WHAT TO PRODUCE: Compute how many lines in the entries below contain "page", and output nothing but the number.

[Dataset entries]
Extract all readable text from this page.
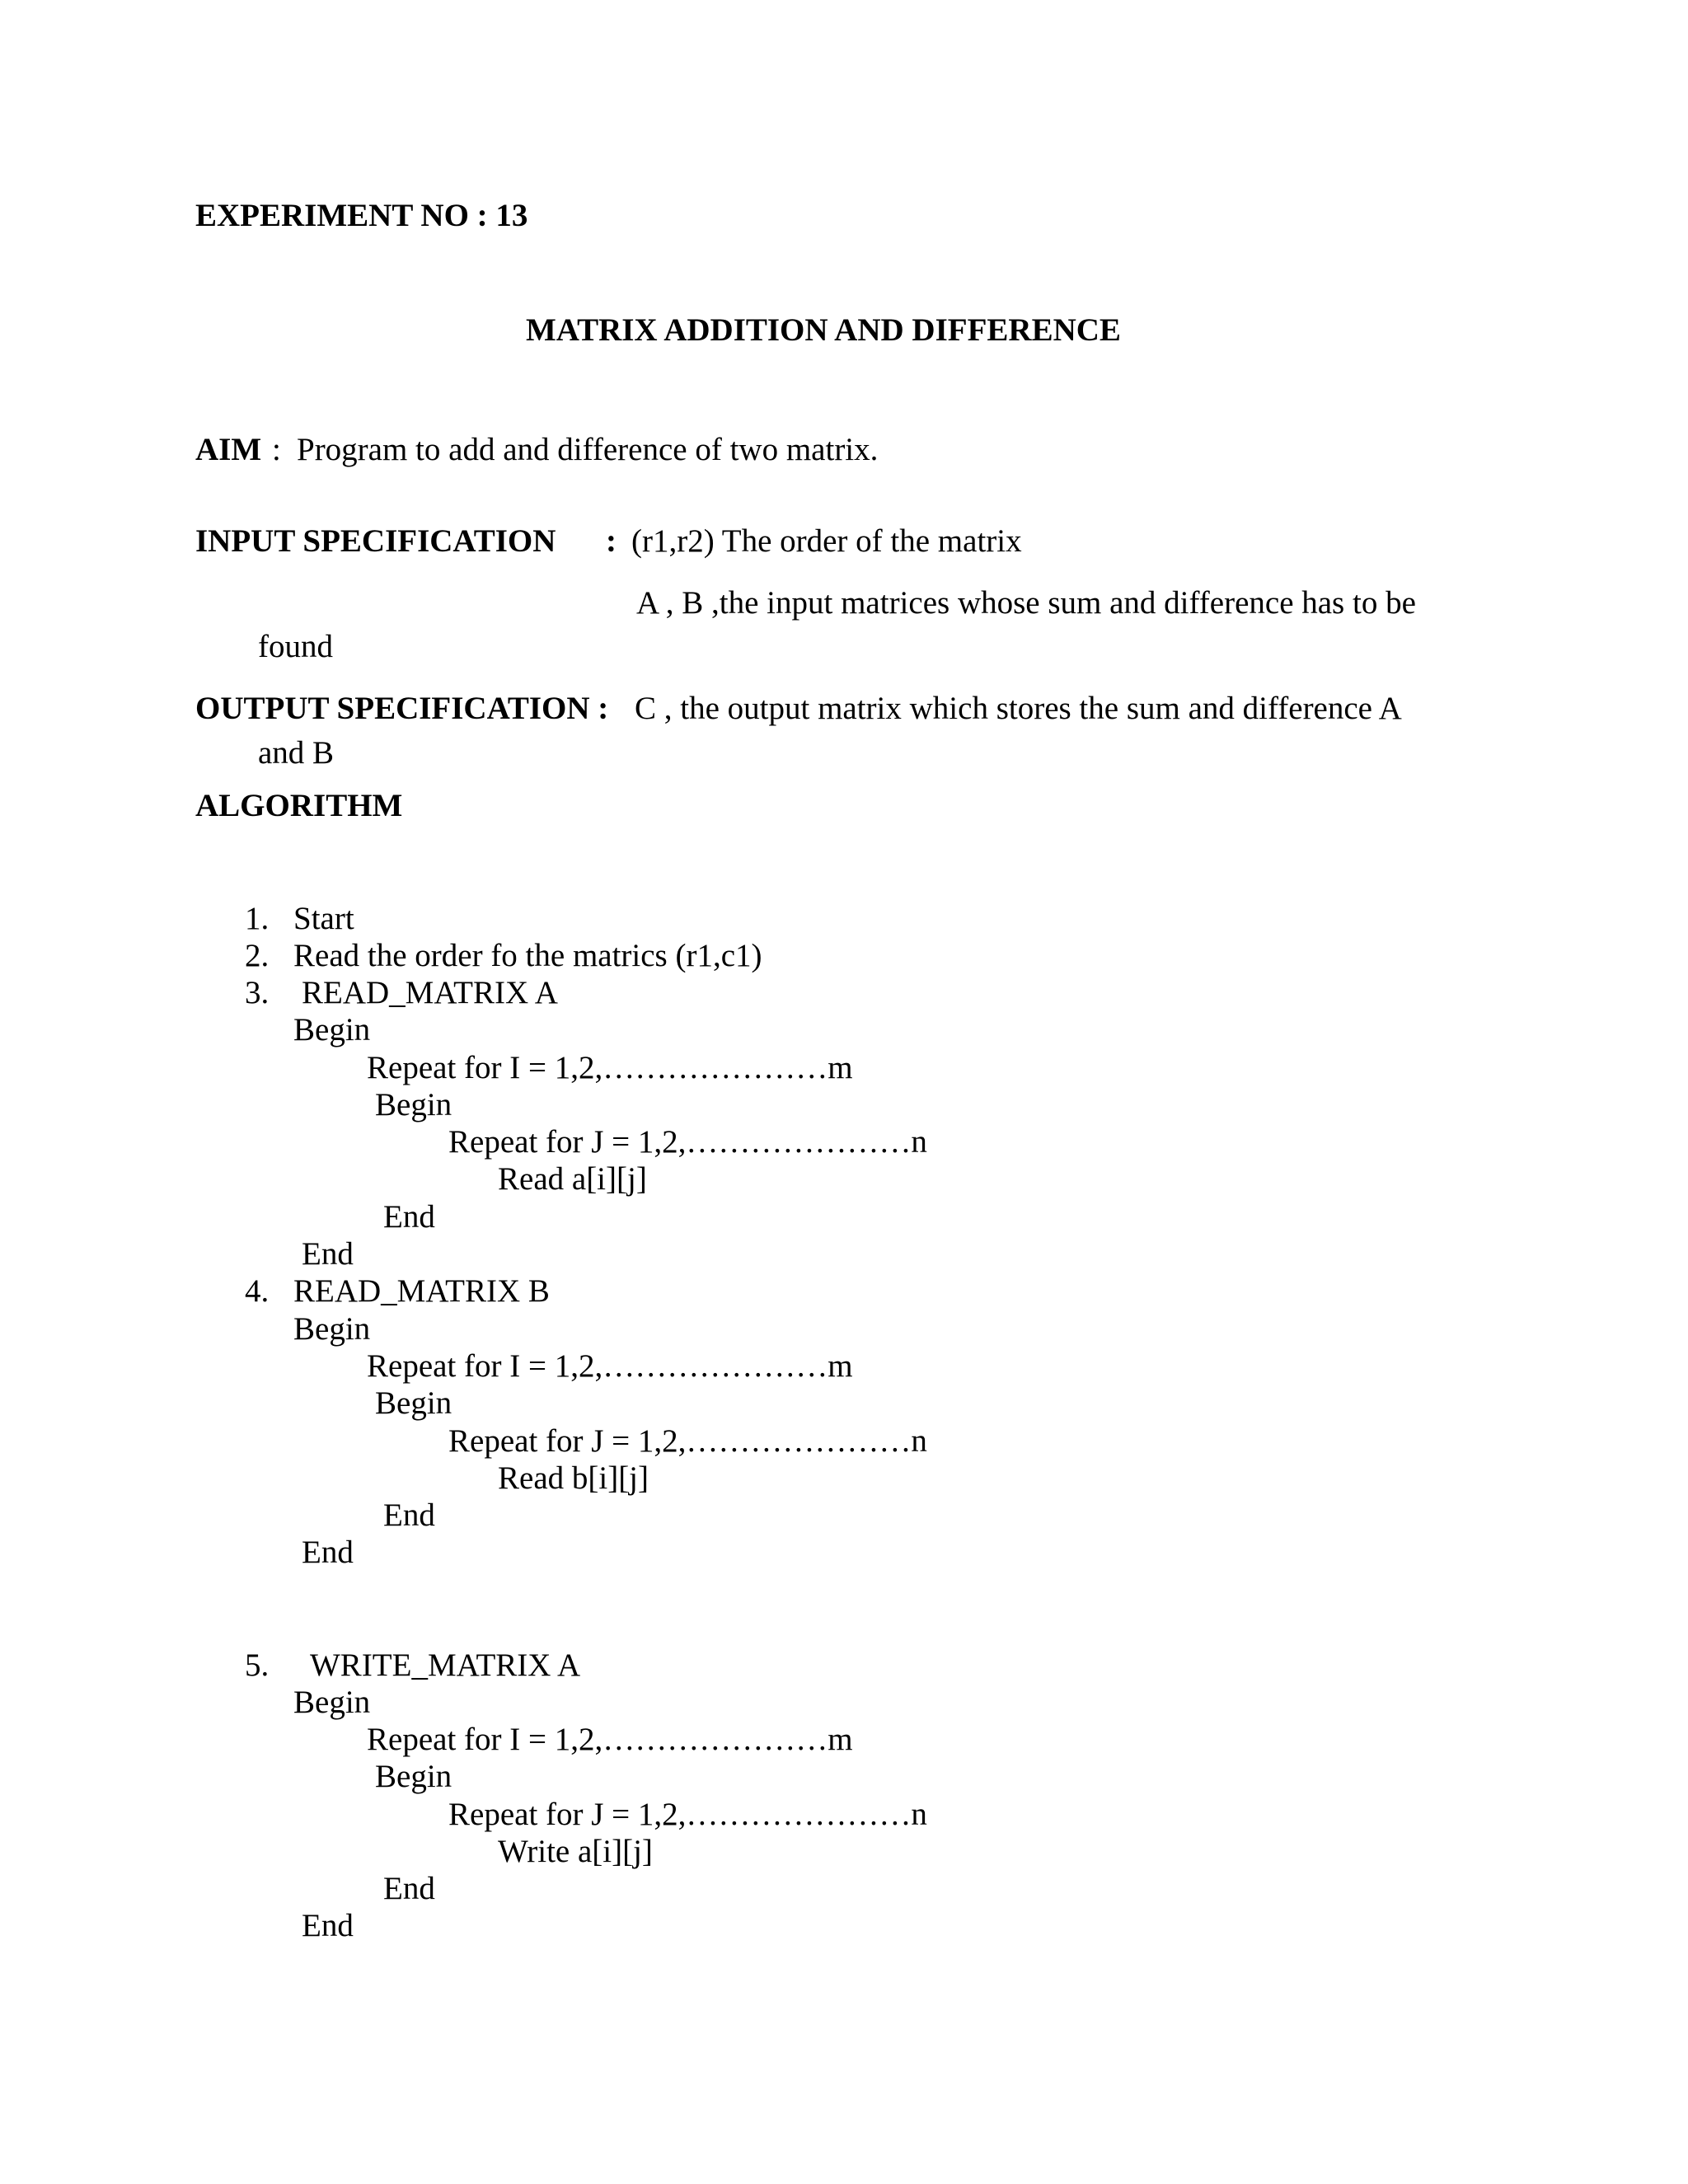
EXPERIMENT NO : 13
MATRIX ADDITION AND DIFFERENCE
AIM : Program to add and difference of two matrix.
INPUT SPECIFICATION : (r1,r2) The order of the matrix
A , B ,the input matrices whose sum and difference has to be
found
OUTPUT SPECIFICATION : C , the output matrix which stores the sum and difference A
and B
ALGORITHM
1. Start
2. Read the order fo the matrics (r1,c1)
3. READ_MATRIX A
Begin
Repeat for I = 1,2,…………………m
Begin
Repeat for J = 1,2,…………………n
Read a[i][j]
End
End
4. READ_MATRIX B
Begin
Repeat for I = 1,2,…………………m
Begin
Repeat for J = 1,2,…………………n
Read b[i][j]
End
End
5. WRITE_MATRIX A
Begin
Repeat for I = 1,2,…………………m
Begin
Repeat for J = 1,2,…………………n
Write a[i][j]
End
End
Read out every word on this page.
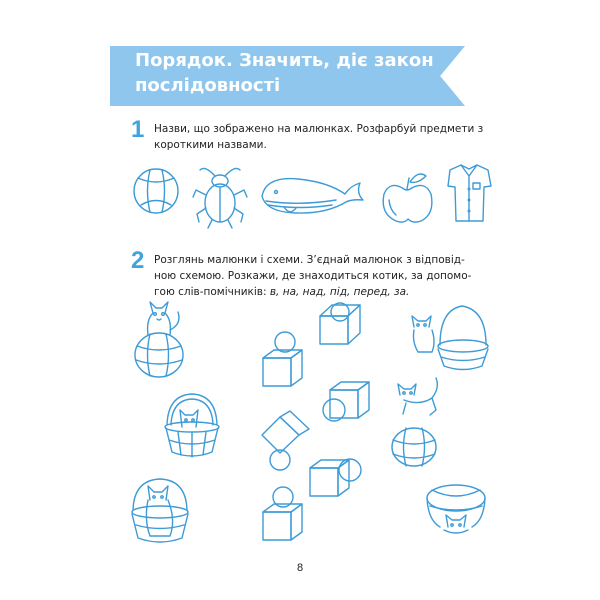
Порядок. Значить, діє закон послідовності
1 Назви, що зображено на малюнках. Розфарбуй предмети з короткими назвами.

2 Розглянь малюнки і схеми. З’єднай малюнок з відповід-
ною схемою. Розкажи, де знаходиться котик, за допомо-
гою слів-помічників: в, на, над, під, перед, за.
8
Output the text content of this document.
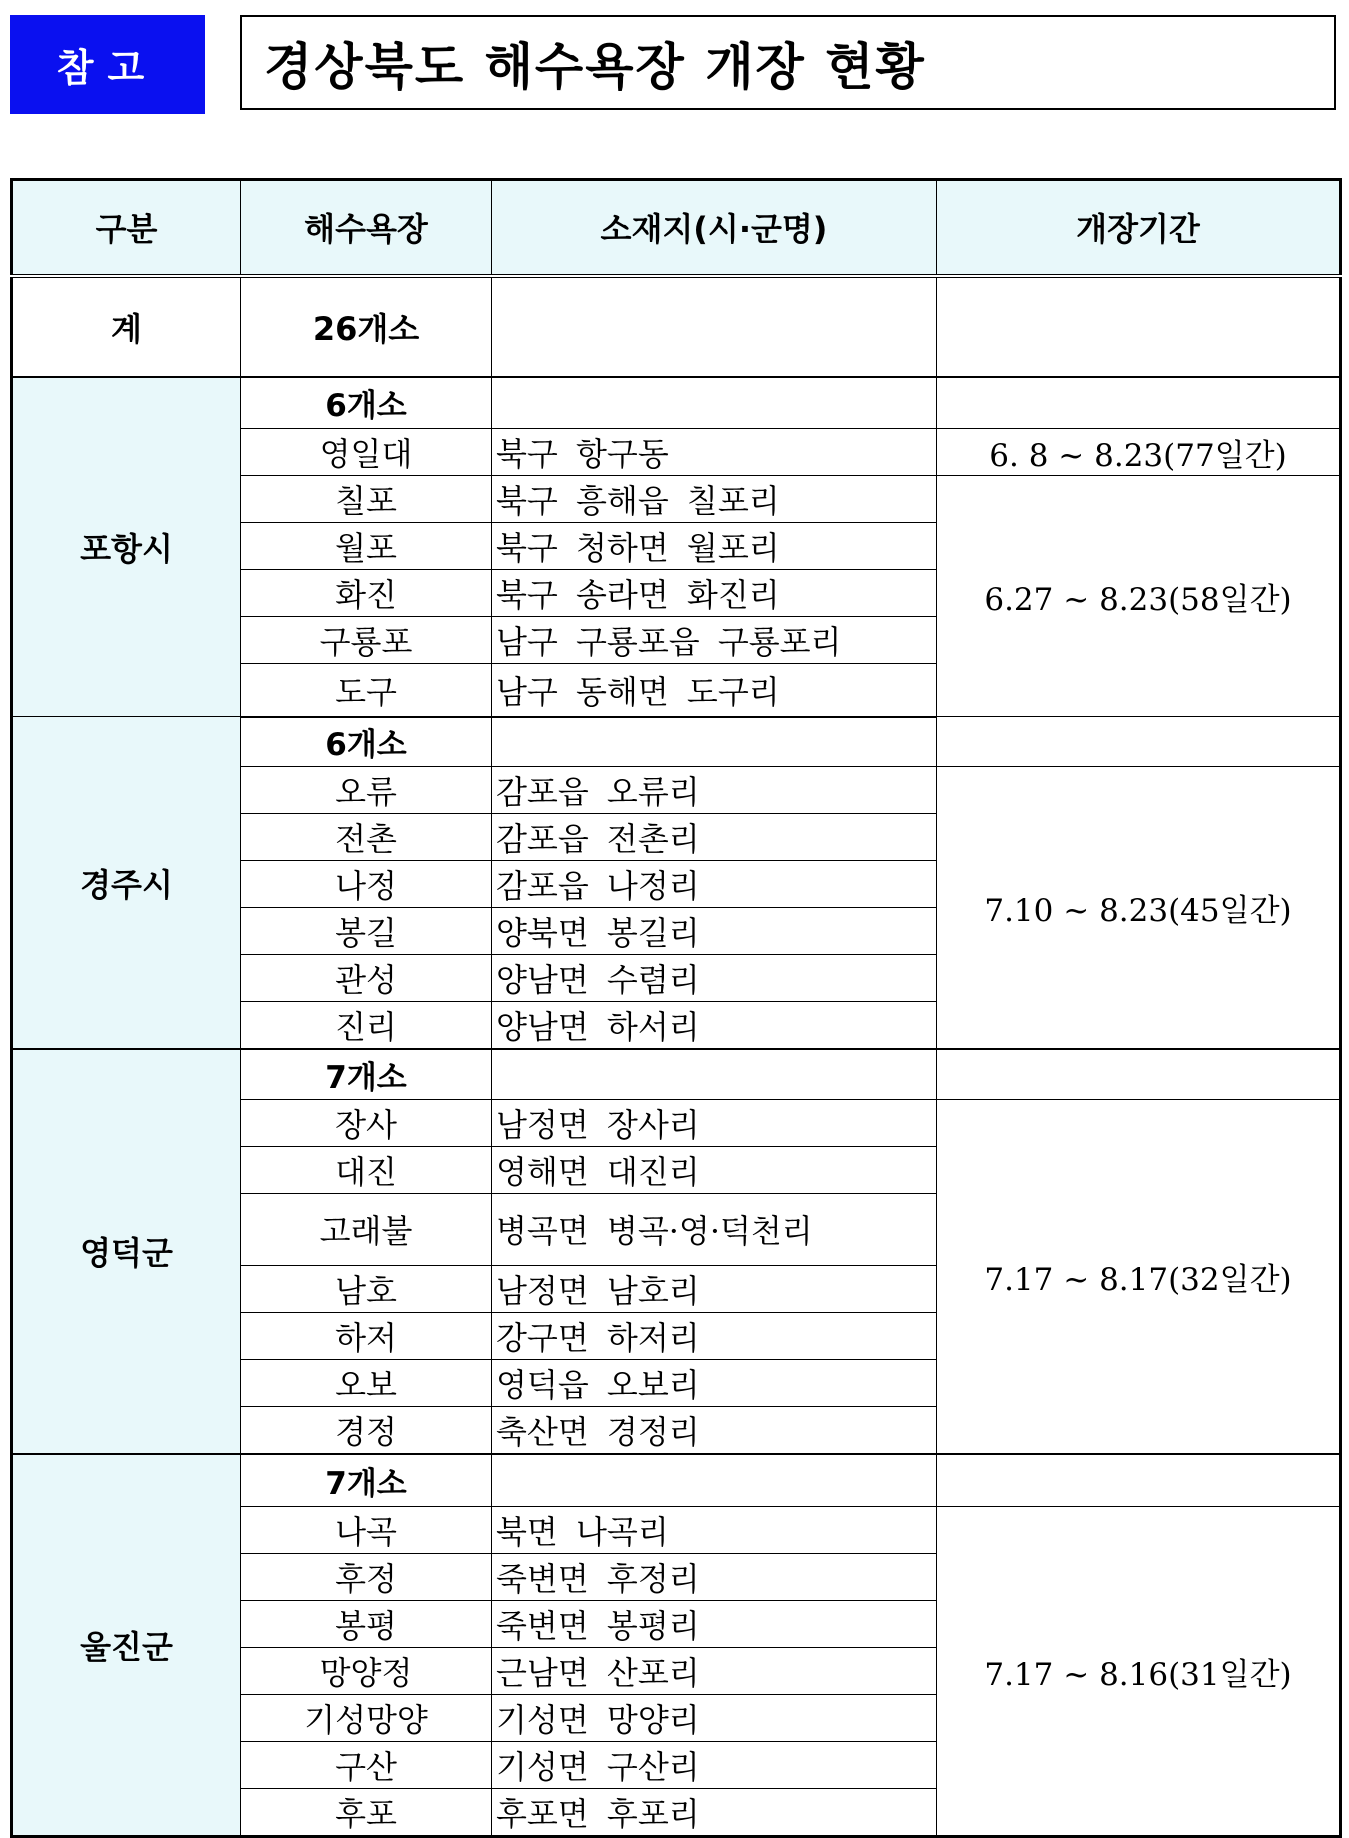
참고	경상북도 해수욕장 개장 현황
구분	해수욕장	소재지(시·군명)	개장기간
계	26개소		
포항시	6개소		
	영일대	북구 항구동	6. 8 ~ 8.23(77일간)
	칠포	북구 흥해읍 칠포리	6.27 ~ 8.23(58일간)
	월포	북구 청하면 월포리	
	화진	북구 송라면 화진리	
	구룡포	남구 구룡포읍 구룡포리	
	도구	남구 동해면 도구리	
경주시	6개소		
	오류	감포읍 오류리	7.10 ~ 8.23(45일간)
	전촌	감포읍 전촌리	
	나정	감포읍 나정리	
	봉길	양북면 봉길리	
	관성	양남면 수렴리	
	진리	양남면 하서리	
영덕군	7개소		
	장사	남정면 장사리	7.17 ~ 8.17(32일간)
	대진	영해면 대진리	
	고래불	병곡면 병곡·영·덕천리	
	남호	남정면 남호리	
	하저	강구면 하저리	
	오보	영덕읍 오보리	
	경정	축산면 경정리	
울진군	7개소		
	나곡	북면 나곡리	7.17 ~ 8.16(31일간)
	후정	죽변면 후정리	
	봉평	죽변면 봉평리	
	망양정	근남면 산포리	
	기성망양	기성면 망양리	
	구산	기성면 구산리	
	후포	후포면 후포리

RESULT: 2